*Exercise:*
Reproduce the listing exactly, with no pictures in your copy.

*** Input data

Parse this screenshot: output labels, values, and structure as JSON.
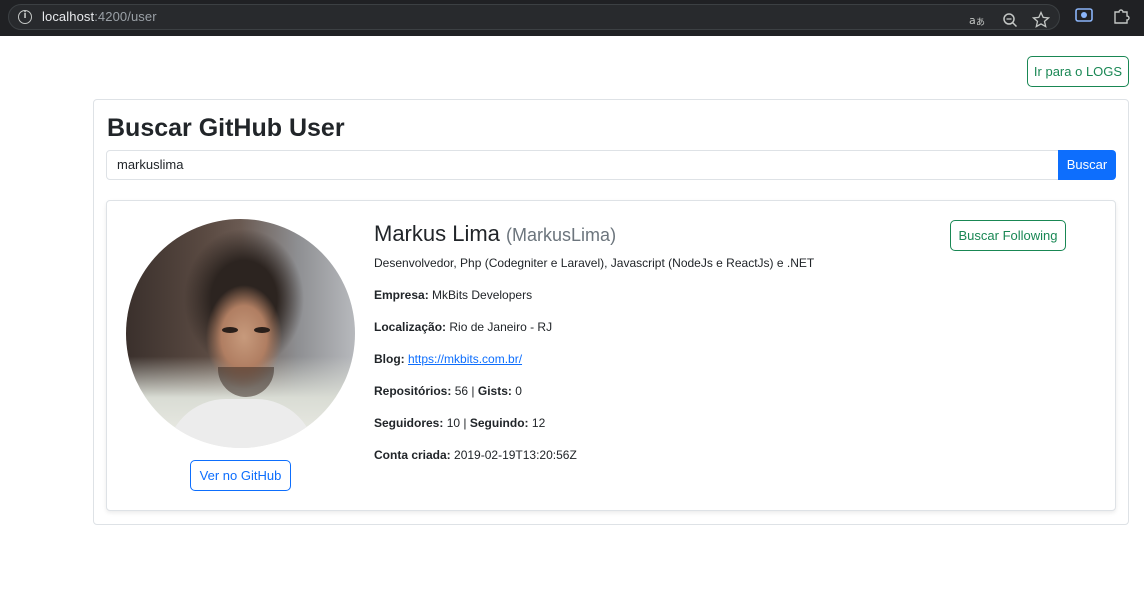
{
  "browser": {
    "url_host": "localhost",
    "url_path": ":4200/user",
    "icons": [
      "info-icon",
      "translate-icon",
      "zoom-icon",
      "bookmark-star-icon",
      "screenshot-icon",
      "extensions-icon"
    ]
  },
  "header": {
    "logs_button_label": "Ir para o LOGS"
  },
  "search": {
    "title": "Buscar GitHub User",
    "input_value": "markuslima",
    "button_label": "Buscar"
  },
  "profile": {
    "name": "Markus Lima",
    "login": "(MarkusLima)",
    "bio": "Desenvolvedor, Php (Codegniter e Laravel), Javascript (NodeJs e ReactJs) e .NET",
    "following_button_label": "Buscar Following",
    "github_button_label": "Ver no GitHub",
    "company_label": "Empresa:",
    "company": "MkBits Developers",
    "location_label": "Localização:",
    "location": "Rio de Janeiro - RJ",
    "blog_label": "Blog:",
    "blog": "https://mkbits.com.br/",
    "repos_label": "Repositórios:",
    "repos": "56",
    "separator": "|",
    "gists_label": "Gists:",
    "gists": "0",
    "followers_label": "Seguidores:",
    "followers": "10",
    "following_label": "Seguindo:",
    "following": "12",
    "created_label": "Conta criada:",
    "created": "2019-02-19T13:20:56Z"
  },
  "colors": {
    "primary": "#0d6efd",
    "success": "#198754",
    "chrome_bar": "#202124"
  }
}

******

*Worked solution:*
Parse this screenshot: output labels, values, and structure as JSON.
{
  "browser": {
    "url_host": "localhost",
    "url_path": ":4200/user",
    "icons": [
      "info-icon",
      "translate-icon",
      "zoom-icon",
      "bookmark-star-icon",
      "screenshot-icon",
      "extensions-icon"
    ]
  },
  "header": {
    "logs_button_label": "Ir para o LOGS"
  },
  "search": {
    "title": "Buscar GitHub User",
    "input_value": "markuslima",
    "button_label": "Buscar"
  },
  "profile": {
    "name": "Markus Lima",
    "login": "(MarkusLima)",
    "bio": "Desenvolvedor, Php (Codegniter e Laravel), Javascript (NodeJs e ReactJs) e .NET",
    "following_button_label": "Buscar Following",
    "github_button_label": "Ver no GitHub",
    "company_label": "Empresa:",
    "company": "MkBits Developers",
    "location_label": "Localização:",
    "location": "Rio de Janeiro - RJ",
    "blog_label": "Blog:",
    "blog": "https://mkbits.com.br/",
    "repos_label": "Repositórios:",
    "repos": "56",
    "separator": "|",
    "gists_label": "Gists:",
    "gists": "0",
    "followers_label": "Seguidores:",
    "followers": "10",
    "following_label": "Seguindo:",
    "following": "12",
    "created_label": "Conta criada:",
    "created": "2019-02-19T13:20:56Z"
  },
  "colors": {
    "primary": "#0d6efd",
    "success": "#198754",
    "chrome_bar": "#202124"
  }
}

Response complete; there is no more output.